[Extracted records]
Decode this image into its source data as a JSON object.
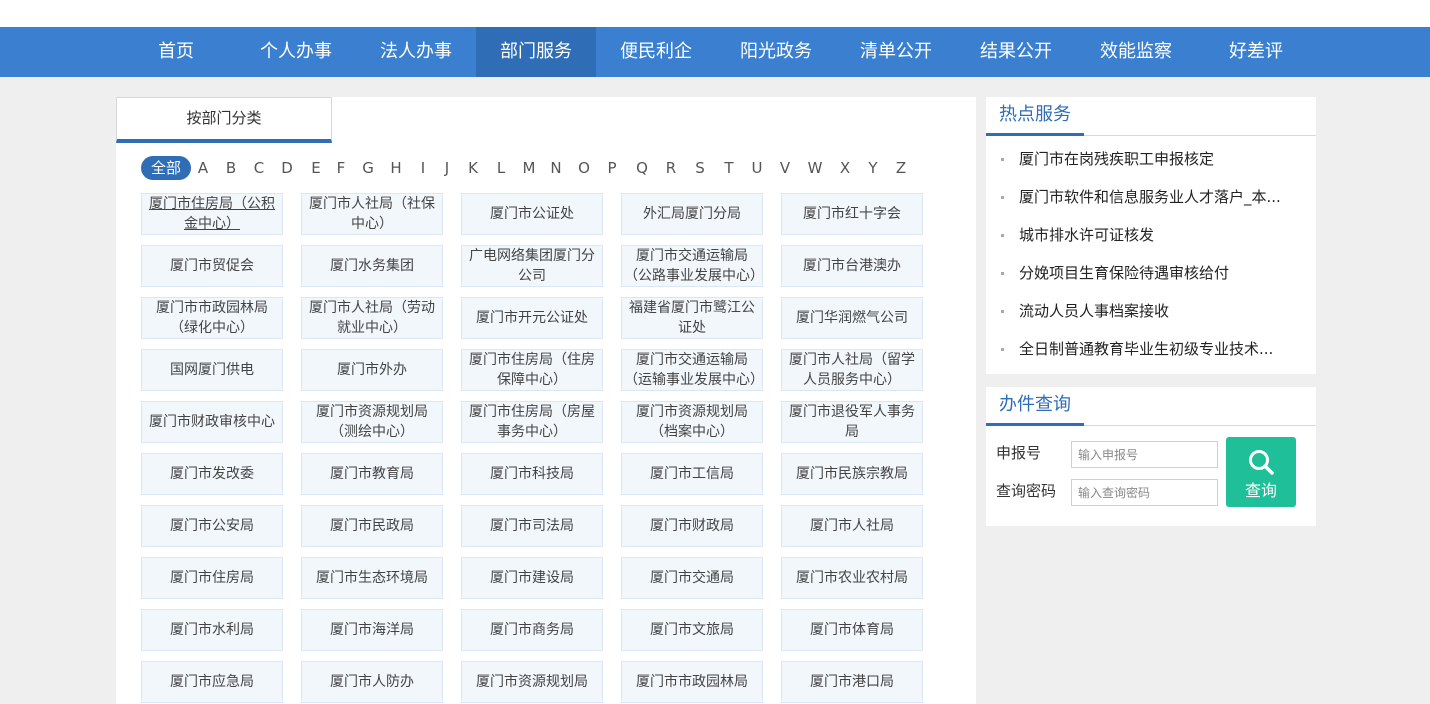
{
  "nav": {
    "items": [
      "首页",
      "个人办事",
      "法人办事",
      "部门服务",
      "便民利企",
      "阳光政务",
      "清单公开",
      "结果公开",
      "效能监察",
      "好差评"
    ],
    "active_index": 3
  },
  "tabs": {
    "dept_label": "按部门分类"
  },
  "alphabet": {
    "all_label": "全部",
    "letters": [
      "A",
      "B",
      "C",
      "D",
      "E",
      "F",
      "G",
      "H",
      "I",
      "J",
      "K",
      "L",
      "M",
      "N",
      "O",
      "P",
      "Q",
      "R",
      "S",
      "T",
      "U",
      "V",
      "W",
      "X",
      "Y",
      "Z"
    ]
  },
  "departments": [
    [
      "厦门市住房局（公积金中心）",
      "厦门市人社局（社保中心）",
      "厦门市公证处",
      "外汇局厦门分局",
      "厦门市红十字会"
    ],
    [
      "厦门市贸促会",
      "厦门水务集团",
      "广电网络集团厦门分公司",
      "厦门市交通运输局（公路事业发展中心）",
      "厦门市台港澳办"
    ],
    [
      "厦门市市政园林局（绿化中心）",
      "厦门市人社局（劳动就业中心）",
      "厦门市开元公证处",
      "福建省厦门市鹭江公证处",
      "厦门华润燃气公司"
    ],
    [
      "国网厦门供电",
      "厦门市外办",
      "厦门市住房局（住房保障中心）",
      "厦门市交通运输局（运输事业发展中心）",
      "厦门市人社局（留学人员服务中心）"
    ],
    [
      "厦门市财政审核中心",
      "厦门市资源规划局（测绘中心）",
      "厦门市住房局（房屋事务中心）",
      "厦门市资源规划局（档案中心）",
      "厦门市退役军人事务局"
    ],
    [
      "厦门市发改委",
      "厦门市教育局",
      "厦门市科技局",
      "厦门市工信局",
      "厦门市民族宗教局"
    ],
    [
      "厦门市公安局",
      "厦门市民政局",
      "厦门市司法局",
      "厦门市财政局",
      "厦门市人社局"
    ],
    [
      "厦门市住房局",
      "厦门市生态环境局",
      "厦门市建设局",
      "厦门市交通局",
      "厦门市农业农村局"
    ],
    [
      "厦门市水利局",
      "厦门市海洋局",
      "厦门市商务局",
      "厦门市文旅局",
      "厦门市体育局"
    ],
    [
      "厦门市应急局",
      "厦门市人防办",
      "厦门市资源规划局",
      "厦门市市政园林局",
      "厦门市港口局"
    ]
  ],
  "hot": {
    "title": "热点服务",
    "items": [
      "厦门市在岗残疾职工申报核定",
      "厦门市软件和信息服务业人才落户_本...",
      "城市排水许可证核发",
      "分娩项目生育保险待遇审核给付",
      "流动人员人事档案接收",
      "全日制普通教育毕业生初级专业技术..."
    ]
  },
  "query": {
    "title": "办件查询",
    "number_label": "申报号",
    "number_placeholder": "输入申报号",
    "password_label": "查询密码",
    "password_placeholder": "输入查询密码",
    "button_label": "查询",
    "button_icon": "search-icon"
  },
  "colors": {
    "nav_bg": "#3b80d0",
    "nav_active": "#2f6db6",
    "accent": "#2f6db6",
    "query_button": "#1fbf9a",
    "cell_bg": "#f2f7fc"
  }
}
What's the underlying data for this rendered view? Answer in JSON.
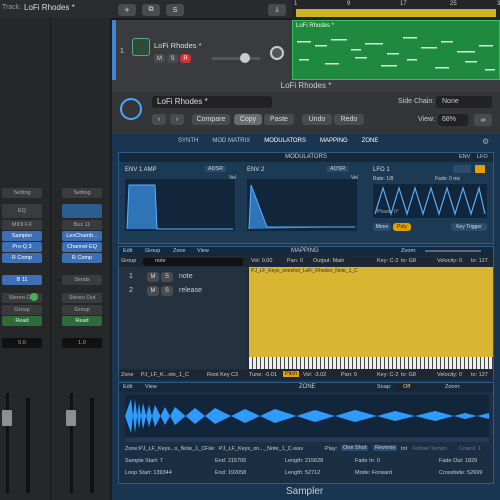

[Your goal] Print every entry above again without changing a word, and omit the pictures.

[Output for this exercise]
Decode this image into its source data as a JSON object.
{
  "nav": {
    "items": [
      "首页",
      "个人办事",
      "法人办事",
      "部门服务",
      "便民利企",
      "阳光政务",
      "清单公开",
      "结果公开",
      "效能监察",
      "好差评"
    ],
    "active_index": 3
  },
  "tabs": {
    "dept_label": "按部门分类"
  },
  "alphabet": {
    "all_label": "全部",
    "letters": [
      "A",
      "B",
      "C",
      "D",
      "E",
      "F",
      "G",
      "H",
      "I",
      "J",
      "K",
      "L",
      "M",
      "N",
      "O",
      "P",
      "Q",
      "R",
      "S",
      "T",
      "U",
      "V",
      "W",
      "X",
      "Y",
      "Z"
    ]
  },
  "departments": [
    [
      "厦门市住房局（公积金中心）",
      "厦门市人社局（社保中心）",
      "厦门市公证处",
      "外汇局厦门分局",
      "厦门市红十字会"
    ],
    [
      "厦门市贸促会",
      "厦门水务集团",
      "广电网络集团厦门分公司",
      "厦门市交通运输局（公路事业发展中心）",
      "厦门市台港澳办"
    ],
    [
      "厦门市市政园林局（绿化中心）",
      "厦门市人社局（劳动就业中心）",
      "厦门市开元公证处",
      "福建省厦门市鹭江公证处",
      "厦门华润燃气公司"
    ],
    [
      "国网厦门供电",
      "厦门市外办",
      "厦门市住房局（住房保障中心）",
      "厦门市交通运输局（运输事业发展中心）",
      "厦门市人社局（留学人员服务中心）"
    ],
    [
      "厦门市财政审核中心",
      "厦门市资源规划局（测绘中心）",
      "厦门市住房局（房屋事务中心）",
      "厦门市资源规划局（档案中心）",
      "厦门市退役军人事务局"
    ],
    [
      "厦门市发改委",
      "厦门市教育局",
      "厦门市科技局",
      "厦门市工信局",
      "厦门市民族宗教局"
    ],
    [
      "厦门市公安局",
      "厦门市民政局",
      "厦门市司法局",
      "厦门市财政局",
      "厦门市人社局"
    ],
    [
      "厦门市住房局",
      "厦门市生态环境局",
      "厦门市建设局",
      "厦门市交通局",
      "厦门市农业农村局"
    ],
    [
      "厦门市水利局",
      "厦门市海洋局",
      "厦门市商务局",
      "厦门市文旅局",
      "厦门市体育局"
    ],
    [
      "厦门市应急局",
      "厦门市人防办",
      "厦门市资源规划局",
      "厦门市市政园林局",
      "厦门市港口局"
    ]
  ],
  "hot": {
    "title": "热点服务",
    "items": [
      "厦门市在岗残疾职工申报核定",
      "厦门市软件和信息服务业人才落户_本...",
      "城市排水许可证核发",
      "分娩项目生育保险待遇审核给付",
      "流动人员人事档案接收",
      "全日制普通教育毕业生初级专业技术..."
    ]
  },
  "query": {
    "title": "办件查询",
    "number_label": "申报号",
    "number_placeholder": "输入申报号",
    "password_label": "查询密码",
    "password_placeholder": "输入查询密码",
    "button_label": "查询",
    "button_icon": "search-icon"
  },
  "colors": {
    "nav_bg": "#3b80d0",
    "nav_active": "#2f6db6",
    "accent": "#2f6db6",
    "query_button": "#1fbf9a",
    "cell_bg": "#f2f7fc"
  }
}
What's the underlying data for this rendered view? Answer in JSON.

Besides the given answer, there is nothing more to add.